• PROBLEM STATEMENT
Find the lines holding the word "JSON" and collect them.

··········

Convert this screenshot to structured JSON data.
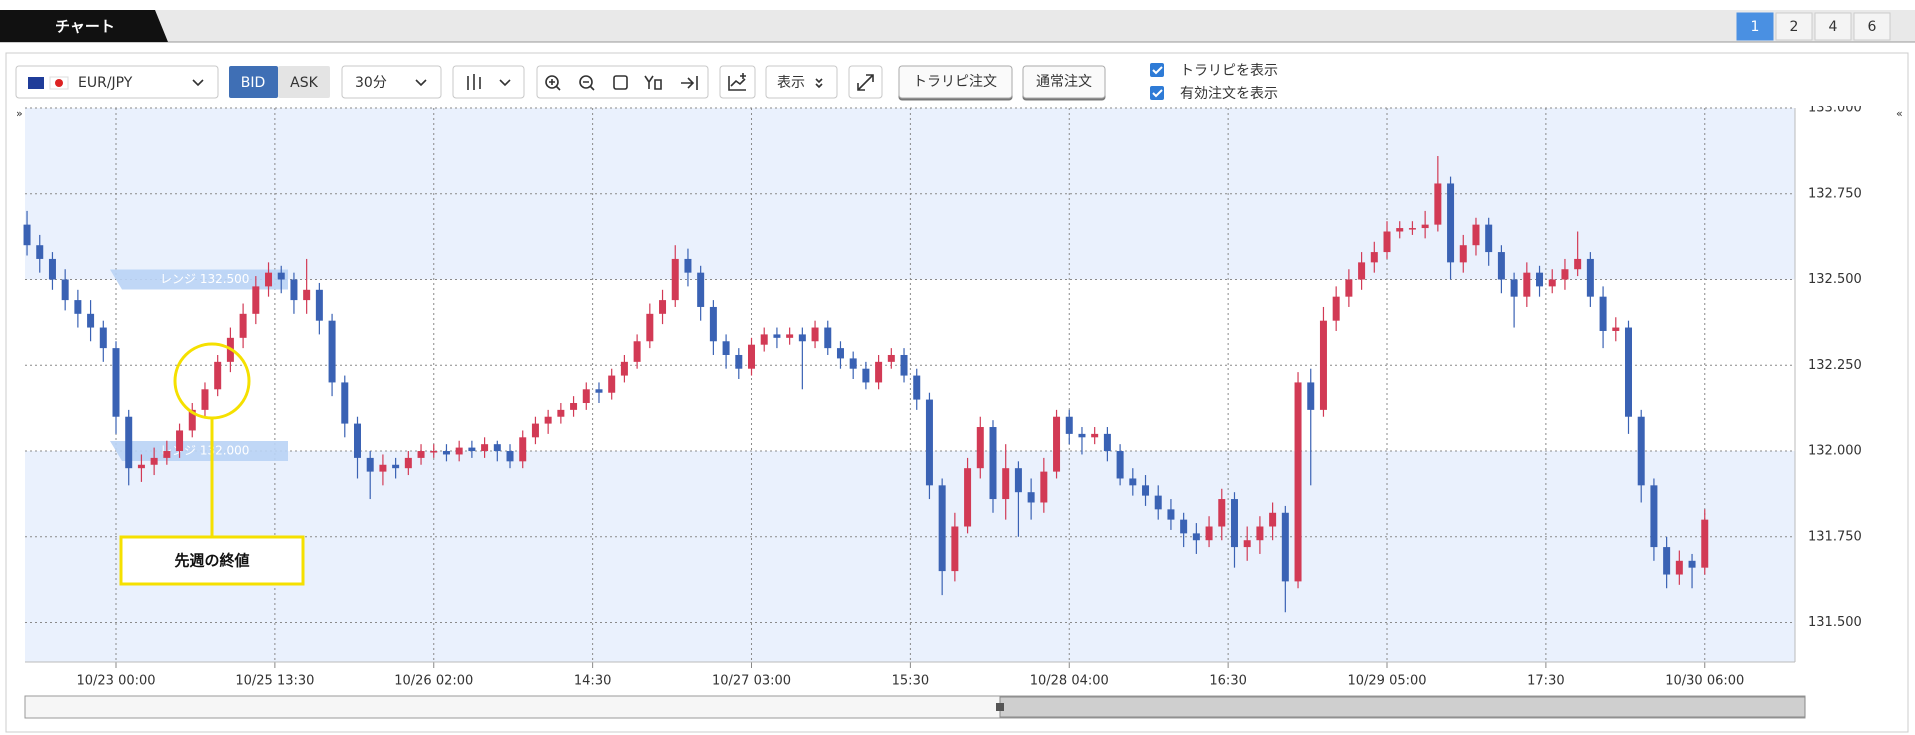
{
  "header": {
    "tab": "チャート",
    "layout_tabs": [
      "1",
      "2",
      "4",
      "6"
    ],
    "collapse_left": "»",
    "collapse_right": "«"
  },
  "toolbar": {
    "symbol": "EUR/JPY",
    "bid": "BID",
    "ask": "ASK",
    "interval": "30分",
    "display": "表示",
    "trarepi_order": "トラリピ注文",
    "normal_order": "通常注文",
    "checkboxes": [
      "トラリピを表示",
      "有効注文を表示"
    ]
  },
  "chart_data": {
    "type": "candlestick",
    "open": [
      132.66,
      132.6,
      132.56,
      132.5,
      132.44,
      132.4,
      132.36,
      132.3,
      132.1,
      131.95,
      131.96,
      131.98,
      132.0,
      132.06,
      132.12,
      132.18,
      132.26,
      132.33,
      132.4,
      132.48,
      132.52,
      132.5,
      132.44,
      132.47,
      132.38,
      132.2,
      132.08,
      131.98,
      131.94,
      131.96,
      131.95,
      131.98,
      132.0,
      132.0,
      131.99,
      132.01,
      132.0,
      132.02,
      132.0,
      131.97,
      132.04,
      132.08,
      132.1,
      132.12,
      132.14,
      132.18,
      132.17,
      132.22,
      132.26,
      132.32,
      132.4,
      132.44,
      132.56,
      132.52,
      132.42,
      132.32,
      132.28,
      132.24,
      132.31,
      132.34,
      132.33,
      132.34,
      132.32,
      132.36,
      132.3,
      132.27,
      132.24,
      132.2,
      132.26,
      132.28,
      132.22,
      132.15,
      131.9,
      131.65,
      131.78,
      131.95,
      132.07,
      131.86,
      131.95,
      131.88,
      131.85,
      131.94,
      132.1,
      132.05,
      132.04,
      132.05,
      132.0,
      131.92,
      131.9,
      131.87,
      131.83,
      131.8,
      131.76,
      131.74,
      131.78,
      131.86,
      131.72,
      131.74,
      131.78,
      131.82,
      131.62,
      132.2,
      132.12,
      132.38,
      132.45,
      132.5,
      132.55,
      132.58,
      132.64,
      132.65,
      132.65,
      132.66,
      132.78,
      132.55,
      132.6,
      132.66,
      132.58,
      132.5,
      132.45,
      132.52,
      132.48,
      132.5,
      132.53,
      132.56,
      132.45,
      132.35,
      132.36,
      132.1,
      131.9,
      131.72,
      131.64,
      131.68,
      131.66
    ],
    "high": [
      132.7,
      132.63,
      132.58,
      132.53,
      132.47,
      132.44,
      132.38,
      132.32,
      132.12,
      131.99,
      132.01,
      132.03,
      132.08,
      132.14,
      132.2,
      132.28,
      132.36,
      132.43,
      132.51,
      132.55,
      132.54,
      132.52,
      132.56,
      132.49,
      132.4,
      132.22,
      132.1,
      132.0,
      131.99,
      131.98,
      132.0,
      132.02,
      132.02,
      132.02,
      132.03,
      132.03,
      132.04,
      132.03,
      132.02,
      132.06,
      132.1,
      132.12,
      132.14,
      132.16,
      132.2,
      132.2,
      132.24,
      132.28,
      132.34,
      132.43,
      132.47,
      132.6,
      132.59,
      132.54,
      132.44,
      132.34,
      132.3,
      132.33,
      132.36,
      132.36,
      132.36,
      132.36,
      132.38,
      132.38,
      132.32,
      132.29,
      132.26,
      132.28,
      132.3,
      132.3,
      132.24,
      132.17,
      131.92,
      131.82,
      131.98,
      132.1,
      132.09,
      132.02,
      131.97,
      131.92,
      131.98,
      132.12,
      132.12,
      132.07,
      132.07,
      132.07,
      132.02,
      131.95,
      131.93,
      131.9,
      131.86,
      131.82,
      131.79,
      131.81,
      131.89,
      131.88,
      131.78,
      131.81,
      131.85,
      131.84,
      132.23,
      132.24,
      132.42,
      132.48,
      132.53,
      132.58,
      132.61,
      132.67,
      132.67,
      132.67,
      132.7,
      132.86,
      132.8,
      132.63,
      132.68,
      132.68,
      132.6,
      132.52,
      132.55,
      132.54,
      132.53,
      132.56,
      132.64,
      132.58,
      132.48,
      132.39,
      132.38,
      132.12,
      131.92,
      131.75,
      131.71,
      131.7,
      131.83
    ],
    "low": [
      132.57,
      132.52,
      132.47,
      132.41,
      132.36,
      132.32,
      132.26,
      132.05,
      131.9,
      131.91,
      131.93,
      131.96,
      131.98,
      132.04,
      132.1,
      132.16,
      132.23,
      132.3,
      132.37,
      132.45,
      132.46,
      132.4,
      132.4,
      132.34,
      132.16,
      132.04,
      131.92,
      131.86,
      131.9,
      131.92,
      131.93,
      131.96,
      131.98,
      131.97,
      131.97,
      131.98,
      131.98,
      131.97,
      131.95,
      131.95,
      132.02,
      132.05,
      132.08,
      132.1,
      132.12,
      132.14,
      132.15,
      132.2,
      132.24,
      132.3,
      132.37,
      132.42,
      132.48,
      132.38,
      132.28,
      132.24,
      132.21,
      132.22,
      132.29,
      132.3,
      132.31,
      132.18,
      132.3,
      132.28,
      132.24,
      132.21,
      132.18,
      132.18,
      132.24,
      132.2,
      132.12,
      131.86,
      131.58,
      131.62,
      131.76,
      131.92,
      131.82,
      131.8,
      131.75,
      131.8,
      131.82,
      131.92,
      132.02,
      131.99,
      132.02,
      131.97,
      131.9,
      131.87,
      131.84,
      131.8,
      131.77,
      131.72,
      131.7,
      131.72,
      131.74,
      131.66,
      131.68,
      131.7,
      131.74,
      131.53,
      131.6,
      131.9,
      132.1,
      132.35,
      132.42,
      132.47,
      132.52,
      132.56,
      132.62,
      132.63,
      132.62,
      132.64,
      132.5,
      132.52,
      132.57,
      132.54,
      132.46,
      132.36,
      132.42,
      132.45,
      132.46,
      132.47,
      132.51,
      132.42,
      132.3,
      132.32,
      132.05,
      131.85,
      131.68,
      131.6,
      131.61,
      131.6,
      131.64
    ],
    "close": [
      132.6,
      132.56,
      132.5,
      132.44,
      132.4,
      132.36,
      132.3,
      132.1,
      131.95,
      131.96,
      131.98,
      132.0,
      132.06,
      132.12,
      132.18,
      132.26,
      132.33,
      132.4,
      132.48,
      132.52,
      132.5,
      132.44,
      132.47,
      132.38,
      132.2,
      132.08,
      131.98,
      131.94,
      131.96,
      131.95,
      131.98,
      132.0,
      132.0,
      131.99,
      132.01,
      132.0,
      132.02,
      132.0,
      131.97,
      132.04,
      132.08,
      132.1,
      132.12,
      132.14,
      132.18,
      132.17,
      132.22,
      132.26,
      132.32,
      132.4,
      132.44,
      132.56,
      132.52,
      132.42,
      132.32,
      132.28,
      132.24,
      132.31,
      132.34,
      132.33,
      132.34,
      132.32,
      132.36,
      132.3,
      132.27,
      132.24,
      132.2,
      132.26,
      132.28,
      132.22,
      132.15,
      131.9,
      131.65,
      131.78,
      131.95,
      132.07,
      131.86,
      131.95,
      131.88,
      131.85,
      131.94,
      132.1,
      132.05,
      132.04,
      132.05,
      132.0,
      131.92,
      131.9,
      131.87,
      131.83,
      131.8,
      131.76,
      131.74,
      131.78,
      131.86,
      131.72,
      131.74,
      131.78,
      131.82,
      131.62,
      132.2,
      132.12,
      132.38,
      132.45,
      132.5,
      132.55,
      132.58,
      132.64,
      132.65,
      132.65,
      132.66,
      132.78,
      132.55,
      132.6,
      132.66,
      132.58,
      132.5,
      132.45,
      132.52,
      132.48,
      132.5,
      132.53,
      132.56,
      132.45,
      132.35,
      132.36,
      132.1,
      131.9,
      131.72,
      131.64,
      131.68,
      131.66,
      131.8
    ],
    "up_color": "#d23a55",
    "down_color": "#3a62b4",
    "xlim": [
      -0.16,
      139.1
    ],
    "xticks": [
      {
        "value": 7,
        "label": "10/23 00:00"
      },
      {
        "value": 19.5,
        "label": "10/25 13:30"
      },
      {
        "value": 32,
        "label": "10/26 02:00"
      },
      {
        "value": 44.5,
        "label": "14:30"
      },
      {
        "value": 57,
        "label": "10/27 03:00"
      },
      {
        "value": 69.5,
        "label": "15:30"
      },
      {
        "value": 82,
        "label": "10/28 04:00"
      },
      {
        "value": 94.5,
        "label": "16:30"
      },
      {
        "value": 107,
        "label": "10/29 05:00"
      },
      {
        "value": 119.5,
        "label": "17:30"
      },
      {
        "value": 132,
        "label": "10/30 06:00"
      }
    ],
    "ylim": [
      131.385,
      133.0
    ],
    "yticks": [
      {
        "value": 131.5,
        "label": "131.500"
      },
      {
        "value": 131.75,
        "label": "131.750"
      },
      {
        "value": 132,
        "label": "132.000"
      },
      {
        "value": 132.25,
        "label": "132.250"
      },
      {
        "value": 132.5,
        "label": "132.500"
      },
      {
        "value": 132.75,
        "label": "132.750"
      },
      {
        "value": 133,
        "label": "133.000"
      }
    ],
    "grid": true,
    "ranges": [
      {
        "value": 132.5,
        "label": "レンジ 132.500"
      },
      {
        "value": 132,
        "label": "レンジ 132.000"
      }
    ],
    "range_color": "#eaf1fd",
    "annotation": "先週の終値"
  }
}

··········

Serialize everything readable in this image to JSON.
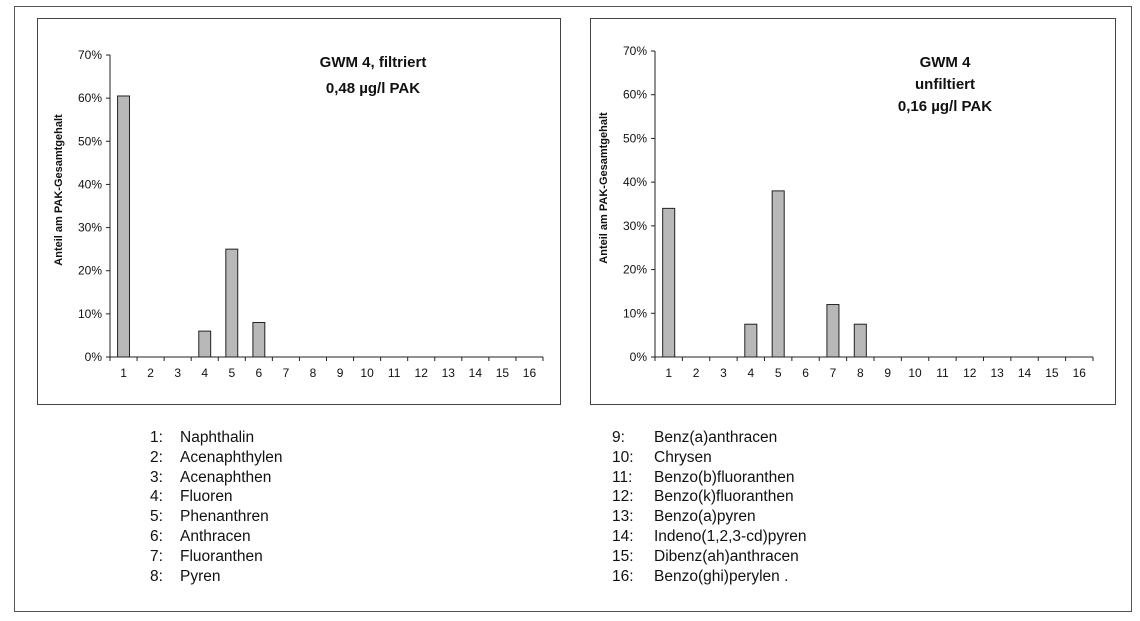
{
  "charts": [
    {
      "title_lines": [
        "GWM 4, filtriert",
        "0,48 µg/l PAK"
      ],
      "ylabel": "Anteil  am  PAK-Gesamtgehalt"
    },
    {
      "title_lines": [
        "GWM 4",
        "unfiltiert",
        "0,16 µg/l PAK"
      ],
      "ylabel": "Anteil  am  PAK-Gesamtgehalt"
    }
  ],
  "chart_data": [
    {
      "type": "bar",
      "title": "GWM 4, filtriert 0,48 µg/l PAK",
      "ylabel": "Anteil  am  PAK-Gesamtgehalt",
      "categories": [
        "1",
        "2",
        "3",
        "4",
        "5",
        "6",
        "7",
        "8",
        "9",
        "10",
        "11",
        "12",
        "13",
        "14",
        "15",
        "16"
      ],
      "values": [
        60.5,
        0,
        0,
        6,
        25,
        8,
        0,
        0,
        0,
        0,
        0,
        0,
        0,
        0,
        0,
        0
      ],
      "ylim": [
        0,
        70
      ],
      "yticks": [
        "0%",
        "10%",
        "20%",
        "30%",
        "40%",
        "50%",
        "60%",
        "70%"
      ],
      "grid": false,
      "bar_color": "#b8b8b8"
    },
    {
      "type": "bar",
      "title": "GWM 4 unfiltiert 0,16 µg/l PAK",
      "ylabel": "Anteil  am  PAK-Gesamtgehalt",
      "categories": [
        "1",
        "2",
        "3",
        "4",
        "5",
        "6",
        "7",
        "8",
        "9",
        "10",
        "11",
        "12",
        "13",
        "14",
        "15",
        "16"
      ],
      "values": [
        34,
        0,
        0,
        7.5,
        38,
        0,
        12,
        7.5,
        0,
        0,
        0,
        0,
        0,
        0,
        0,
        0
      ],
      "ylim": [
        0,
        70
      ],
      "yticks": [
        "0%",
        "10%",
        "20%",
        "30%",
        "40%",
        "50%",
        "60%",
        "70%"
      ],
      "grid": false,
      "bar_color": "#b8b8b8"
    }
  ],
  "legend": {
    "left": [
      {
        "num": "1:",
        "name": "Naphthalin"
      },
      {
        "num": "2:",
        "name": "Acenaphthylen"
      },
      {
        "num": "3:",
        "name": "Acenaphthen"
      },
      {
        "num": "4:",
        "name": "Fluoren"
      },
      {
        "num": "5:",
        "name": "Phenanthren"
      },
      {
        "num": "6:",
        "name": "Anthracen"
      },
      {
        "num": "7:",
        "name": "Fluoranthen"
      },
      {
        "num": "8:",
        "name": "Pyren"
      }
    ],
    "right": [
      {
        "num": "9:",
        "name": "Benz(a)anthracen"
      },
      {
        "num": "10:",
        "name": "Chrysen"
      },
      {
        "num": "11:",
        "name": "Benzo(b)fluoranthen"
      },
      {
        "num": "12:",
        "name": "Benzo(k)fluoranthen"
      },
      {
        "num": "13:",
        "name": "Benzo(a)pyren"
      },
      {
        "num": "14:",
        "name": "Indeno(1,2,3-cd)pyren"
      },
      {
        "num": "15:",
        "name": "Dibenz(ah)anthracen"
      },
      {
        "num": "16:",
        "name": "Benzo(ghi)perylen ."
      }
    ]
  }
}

··········

• RESULT OF THE EXERCISE
Convert this screenshot to structured JSON data.
Serialize everything readable in this image to JSON.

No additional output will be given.